Repeat the material below exactly, line for line.

--- Begin ---

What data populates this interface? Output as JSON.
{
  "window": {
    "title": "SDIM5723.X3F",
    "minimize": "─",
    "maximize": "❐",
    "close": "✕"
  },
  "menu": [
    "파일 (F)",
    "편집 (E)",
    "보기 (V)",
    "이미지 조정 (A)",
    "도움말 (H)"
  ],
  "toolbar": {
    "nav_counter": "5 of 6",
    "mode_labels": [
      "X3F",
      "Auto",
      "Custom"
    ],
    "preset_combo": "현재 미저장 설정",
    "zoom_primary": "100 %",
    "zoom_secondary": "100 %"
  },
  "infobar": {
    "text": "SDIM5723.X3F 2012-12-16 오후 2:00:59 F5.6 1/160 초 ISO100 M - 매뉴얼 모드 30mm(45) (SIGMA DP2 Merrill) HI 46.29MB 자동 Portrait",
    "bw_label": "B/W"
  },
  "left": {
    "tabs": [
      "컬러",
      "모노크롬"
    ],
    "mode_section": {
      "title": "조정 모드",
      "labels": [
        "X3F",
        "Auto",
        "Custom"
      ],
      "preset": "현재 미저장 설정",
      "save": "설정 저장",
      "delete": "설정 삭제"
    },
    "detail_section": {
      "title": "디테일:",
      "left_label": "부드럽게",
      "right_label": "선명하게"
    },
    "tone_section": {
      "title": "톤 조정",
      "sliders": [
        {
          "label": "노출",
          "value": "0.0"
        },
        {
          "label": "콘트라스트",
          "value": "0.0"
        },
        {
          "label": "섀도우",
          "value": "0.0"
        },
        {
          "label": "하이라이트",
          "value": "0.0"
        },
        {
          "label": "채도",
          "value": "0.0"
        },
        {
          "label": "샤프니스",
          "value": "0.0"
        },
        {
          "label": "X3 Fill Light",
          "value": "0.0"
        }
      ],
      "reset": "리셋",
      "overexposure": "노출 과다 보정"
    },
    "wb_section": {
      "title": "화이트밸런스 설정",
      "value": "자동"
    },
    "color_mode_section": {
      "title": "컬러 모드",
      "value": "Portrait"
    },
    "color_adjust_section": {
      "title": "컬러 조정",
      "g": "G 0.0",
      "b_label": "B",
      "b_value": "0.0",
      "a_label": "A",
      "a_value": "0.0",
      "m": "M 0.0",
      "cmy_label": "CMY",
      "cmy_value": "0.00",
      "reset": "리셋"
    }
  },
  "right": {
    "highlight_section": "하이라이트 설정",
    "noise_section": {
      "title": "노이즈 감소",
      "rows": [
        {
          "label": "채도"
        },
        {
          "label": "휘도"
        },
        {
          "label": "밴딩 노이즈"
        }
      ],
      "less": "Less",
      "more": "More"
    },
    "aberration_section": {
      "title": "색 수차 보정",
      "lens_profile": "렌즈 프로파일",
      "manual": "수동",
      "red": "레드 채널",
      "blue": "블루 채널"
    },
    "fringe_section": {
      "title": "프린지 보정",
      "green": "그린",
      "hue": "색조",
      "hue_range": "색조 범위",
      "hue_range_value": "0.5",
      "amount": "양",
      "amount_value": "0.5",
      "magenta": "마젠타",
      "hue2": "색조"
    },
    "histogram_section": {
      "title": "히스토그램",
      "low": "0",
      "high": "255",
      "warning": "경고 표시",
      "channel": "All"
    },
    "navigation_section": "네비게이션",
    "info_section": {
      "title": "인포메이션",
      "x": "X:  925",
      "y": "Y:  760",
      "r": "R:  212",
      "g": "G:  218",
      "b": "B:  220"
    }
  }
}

--- End ---

● **Reply**:
What data populates this interface? Output as JSON.
{
  "window": {
    "title": "SDIM5723.X3F",
    "minimize": "─",
    "maximize": "❐",
    "close": "✕"
  },
  "menu": [
    "파일 (F)",
    "편집 (E)",
    "보기 (V)",
    "이미지 조정 (A)",
    "도움말 (H)"
  ],
  "toolbar": {
    "nav_counter": "5 of 6",
    "mode_labels": [
      "X3F",
      "Auto",
      "Custom"
    ],
    "preset_combo": "현재 미저장 설정",
    "zoom_primary": "100 %",
    "zoom_secondary": "100 %"
  },
  "infobar": {
    "text": "SDIM5723.X3F 2012-12-16 오후 2:00:59 F5.6 1/160 초 ISO100 M - 매뉴얼 모드 30mm(45) (SIGMA DP2 Merrill) HI 46.29MB 자동 Portrait",
    "bw_label": "B/W"
  },
  "left": {
    "tabs": [
      "컬러",
      "모노크롬"
    ],
    "mode_section": {
      "title": "조정 모드",
      "labels": [
        "X3F",
        "Auto",
        "Custom"
      ],
      "preset": "현재 미저장 설정",
      "save": "설정 저장",
      "delete": "설정 삭제"
    },
    "detail_section": {
      "title": "디테일:",
      "left_label": "부드럽게",
      "right_label": "선명하게"
    },
    "tone_section": {
      "title": "톤 조정",
      "sliders": [
        {
          "label": "노출",
          "value": "0.0"
        },
        {
          "label": "콘트라스트",
          "value": "0.0"
        },
        {
          "label": "섀도우",
          "value": "0.0"
        },
        {
          "label": "하이라이트",
          "value": "0.0"
        },
        {
          "label": "채도",
          "value": "0.0"
        },
        {
          "label": "샤프니스",
          "value": "0.0"
        },
        {
          "label": "X3 Fill Light",
          "value": "0.0"
        }
      ],
      "reset": "리셋",
      "overexposure": "노출 과다 보정"
    },
    "wb_section": {
      "title": "화이트밸런스 설정",
      "value": "자동"
    },
    "color_mode_section": {
      "title": "컬러 모드",
      "value": "Portrait"
    },
    "color_adjust_section": {
      "title": "컬러 조정",
      "g": "G 0.0",
      "b_label": "B",
      "b_value": "0.0",
      "a_label": "A",
      "a_value": "0.0",
      "m": "M 0.0",
      "cmy_label": "CMY",
      "cmy_value": "0.00",
      "reset": "리셋"
    }
  },
  "right": {
    "highlight_section": "하이라이트 설정",
    "noise_section": {
      "title": "노이즈 감소",
      "rows": [
        {
          "label": "채도"
        },
        {
          "label": "휘도"
        },
        {
          "label": "밴딩 노이즈"
        }
      ],
      "less": "Less",
      "more": "More"
    },
    "aberration_section": {
      "title": "색 수차 보정",
      "lens_profile": "렌즈 프로파일",
      "manual": "수동",
      "red": "레드 채널",
      "blue": "블루 채널"
    },
    "fringe_section": {
      "title": "프린지 보정",
      "green": "그린",
      "hue": "색조",
      "hue_range": "색조 범위",
      "hue_range_value": "0.5",
      "amount": "양",
      "amount_value": "0.5",
      "magenta": "마젠타",
      "hue2": "색조"
    },
    "histogram_section": {
      "title": "히스토그램",
      "low": "0",
      "high": "255",
      "warning": "경고 표시",
      "channel": "All"
    },
    "navigation_section": "네비게이션",
    "info_section": {
      "title": "인포메이션",
      "x": "X:  925",
      "y": "Y:  760",
      "r": "R:  212",
      "g": "G:  218",
      "b": "B:  220"
    }
  }
}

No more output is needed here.